==== Record excerpts
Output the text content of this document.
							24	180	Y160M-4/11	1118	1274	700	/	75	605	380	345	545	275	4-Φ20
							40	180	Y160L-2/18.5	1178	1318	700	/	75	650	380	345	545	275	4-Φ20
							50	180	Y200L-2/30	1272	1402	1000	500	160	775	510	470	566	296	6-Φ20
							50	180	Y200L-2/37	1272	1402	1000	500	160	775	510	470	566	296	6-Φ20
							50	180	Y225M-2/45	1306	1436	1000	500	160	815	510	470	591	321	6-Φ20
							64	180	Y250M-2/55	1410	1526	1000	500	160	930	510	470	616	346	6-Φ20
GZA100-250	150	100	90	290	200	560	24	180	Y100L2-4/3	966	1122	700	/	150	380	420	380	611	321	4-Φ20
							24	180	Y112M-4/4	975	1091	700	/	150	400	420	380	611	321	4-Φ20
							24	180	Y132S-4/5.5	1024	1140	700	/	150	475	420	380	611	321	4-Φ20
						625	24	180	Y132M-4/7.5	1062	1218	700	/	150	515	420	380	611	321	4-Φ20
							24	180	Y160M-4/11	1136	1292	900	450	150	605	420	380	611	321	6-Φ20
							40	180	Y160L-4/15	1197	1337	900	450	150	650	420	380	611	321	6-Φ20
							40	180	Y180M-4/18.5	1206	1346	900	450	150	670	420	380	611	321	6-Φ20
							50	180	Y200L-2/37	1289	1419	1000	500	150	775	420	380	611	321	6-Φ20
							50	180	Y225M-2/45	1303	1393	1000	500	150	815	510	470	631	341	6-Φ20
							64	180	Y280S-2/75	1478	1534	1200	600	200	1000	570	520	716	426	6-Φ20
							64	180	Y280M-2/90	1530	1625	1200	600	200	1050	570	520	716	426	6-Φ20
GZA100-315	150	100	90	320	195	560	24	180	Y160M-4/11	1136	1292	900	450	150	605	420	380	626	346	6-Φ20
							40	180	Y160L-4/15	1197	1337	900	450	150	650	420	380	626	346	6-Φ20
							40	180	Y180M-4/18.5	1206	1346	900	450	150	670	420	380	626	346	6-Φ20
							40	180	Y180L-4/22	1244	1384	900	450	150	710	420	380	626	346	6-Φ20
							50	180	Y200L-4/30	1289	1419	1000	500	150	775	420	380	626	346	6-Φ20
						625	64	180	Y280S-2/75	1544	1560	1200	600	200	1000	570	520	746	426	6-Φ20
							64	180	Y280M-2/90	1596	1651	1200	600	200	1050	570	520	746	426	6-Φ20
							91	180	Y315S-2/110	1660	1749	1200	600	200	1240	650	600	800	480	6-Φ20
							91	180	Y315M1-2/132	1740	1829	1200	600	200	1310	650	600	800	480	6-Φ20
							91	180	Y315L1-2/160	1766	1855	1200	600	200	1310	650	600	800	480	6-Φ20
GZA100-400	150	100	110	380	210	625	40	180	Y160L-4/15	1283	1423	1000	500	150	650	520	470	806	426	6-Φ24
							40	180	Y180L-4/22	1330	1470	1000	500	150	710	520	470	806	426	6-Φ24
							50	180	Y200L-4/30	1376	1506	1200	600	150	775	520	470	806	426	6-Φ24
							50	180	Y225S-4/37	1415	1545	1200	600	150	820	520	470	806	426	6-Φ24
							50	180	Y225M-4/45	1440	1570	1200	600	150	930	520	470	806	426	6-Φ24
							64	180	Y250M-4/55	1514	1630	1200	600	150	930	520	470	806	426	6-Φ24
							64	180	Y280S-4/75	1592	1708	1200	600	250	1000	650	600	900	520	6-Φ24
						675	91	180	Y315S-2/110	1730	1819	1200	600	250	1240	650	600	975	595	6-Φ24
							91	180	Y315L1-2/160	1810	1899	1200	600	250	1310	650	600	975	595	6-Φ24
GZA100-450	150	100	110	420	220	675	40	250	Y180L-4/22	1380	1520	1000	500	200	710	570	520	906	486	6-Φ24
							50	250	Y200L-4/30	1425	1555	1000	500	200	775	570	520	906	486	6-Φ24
========
**Work required:**
Output the full listing without altering anything.

**Finished answer:**
Output the text content of this document.
							24	180	Y160M-4/11	1118	1274	700	/	75	605	380	345	545	275	4-Φ20
							40	180	Y160L-2/18.5	1178	1318	700	/	75	650	380	345	545	275	4-Φ20
							50	180	Y200L-2/30	1272	1402	1000	500	160	775	510	470	566	296	6-Φ20
							50	180	Y200L-2/37	1272	1402	1000	500	160	775	510	470	566	296	6-Φ20
							50	180	Y225M-2/45	1306	1436	1000	500	160	815	510	470	591	321	6-Φ20
							64	180	Y250M-2/55	1410	1526	1000	500	160	930	510	470	616	346	6-Φ20
GZA100-250	150	100	90	290	200	560	24	180	Y100L2-4/3	966	1122	700	/	150	380	420	380	611	321	4-Φ20
							24	180	Y112M-4/4	975	1091	700	/	150	400	420	380	611	321	4-Φ20
							24	180	Y132S-4/5.5	1024	1140	700	/	150	475	420	380	611	321	4-Φ20
						625	24	180	Y132M-4/7.5	1062	1218	700	/	150	515	420	380	611	321	4-Φ20
							24	180	Y160M-4/11	1136	1292	900	450	150	605	420	380	611	321	6-Φ20
							40	180	Y160L-4/15	1197	1337	900	450	150	650	420	380	611	321	6-Φ20
							40	180	Y180M-4/18.5	1206	1346	900	450	150	670	420	380	611	321	6-Φ20
							50	180	Y200L-2/37	1289	1419	1000	500	150	775	420	380	611	321	6-Φ20
							50	180	Y225M-2/45	1303	1393	1000	500	150	815	510	470	631	341	6-Φ20
							64	180	Y280S-2/75	1478	1534	1200	600	200	1000	570	520	716	426	6-Φ20
							64	180	Y280M-2/90	1530	1625	1200	600	200	1050	570	520	716	426	6-Φ20
GZA100-315	150	100	90	320	195	560	24	180	Y160M-4/11	1136	1292	900	450	150	605	420	380	626	346	6-Φ20
							40	180	Y160L-4/15	1197	1337	900	450	150	650	420	380	626	346	6-Φ20
							40	180	Y180M-4/18.5	1206	1346	900	450	150	670	420	380	626	346	6-Φ20
							40	180	Y180L-4/22	1244	1384	900	450	150	710	420	380	626	346	6-Φ20
							50	180	Y200L-4/30	1289	1419	1000	500	150	775	420	380	626	346	6-Φ20
						625	64	180	Y280S-2/75	1544	1560	1200	600	200	1000	570	520	746	426	6-Φ20
							64	180	Y280M-2/90	1596	1651	1200	600	200	1050	570	520	746	426	6-Φ20
							91	180	Y315S-2/110	1660	1749	1200	600	200	1240	650	600	800	480	6-Φ20
							91	180	Y315M1-2/132	1740	1829	1200	600	200	1310	650	600	800	480	6-Φ20
							91	180	Y315L1-2/160	1766	1855	1200	600	200	1310	650	600	800	480	6-Φ20
GZA100-400	150	100	110	380	210	625	40	180	Y160L-4/15	1283	1423	1000	500	150	650	520	470	806	426	6-Φ24
							40	180	Y180L-4/22	1330	1470	1000	500	150	710	520	470	806	426	6-Φ24
							50	180	Y200L-4/30	1376	1506	1200	600	150	775	520	470	806	426	6-Φ24
							50	180	Y225S-4/37	1415	1545	1200	600	150	820	520	470	806	426	6-Φ24
							50	180	Y225M-4/45	1440	1570	1200	600	150	930	520	470	806	426	6-Φ24
							64	180	Y250M-4/55	1514	1630	1200	600	150	930	520	470	806	426	6-Φ24
							64	180	Y280S-4/75	1592	1708	1200	600	250	1000	650	600	900	520	6-Φ24
						675	91	180	Y315S-2/110	1730	1819	1200	600	250	1240	650	600	975	595	6-Φ24
							91	180	Y315L1-2/160	1810	1899	1200	600	250	1310	650	600	975	595	6-Φ24
GZA100-450	150	100	110	420	220	675	40	250	Y180L-4/22	1380	1520	1000	500	200	710	570	520	906	486	6-Φ24
							50	250	Y200L-4/30	1425	1555	1000	500	200	775	570	520	906	486	6-Φ24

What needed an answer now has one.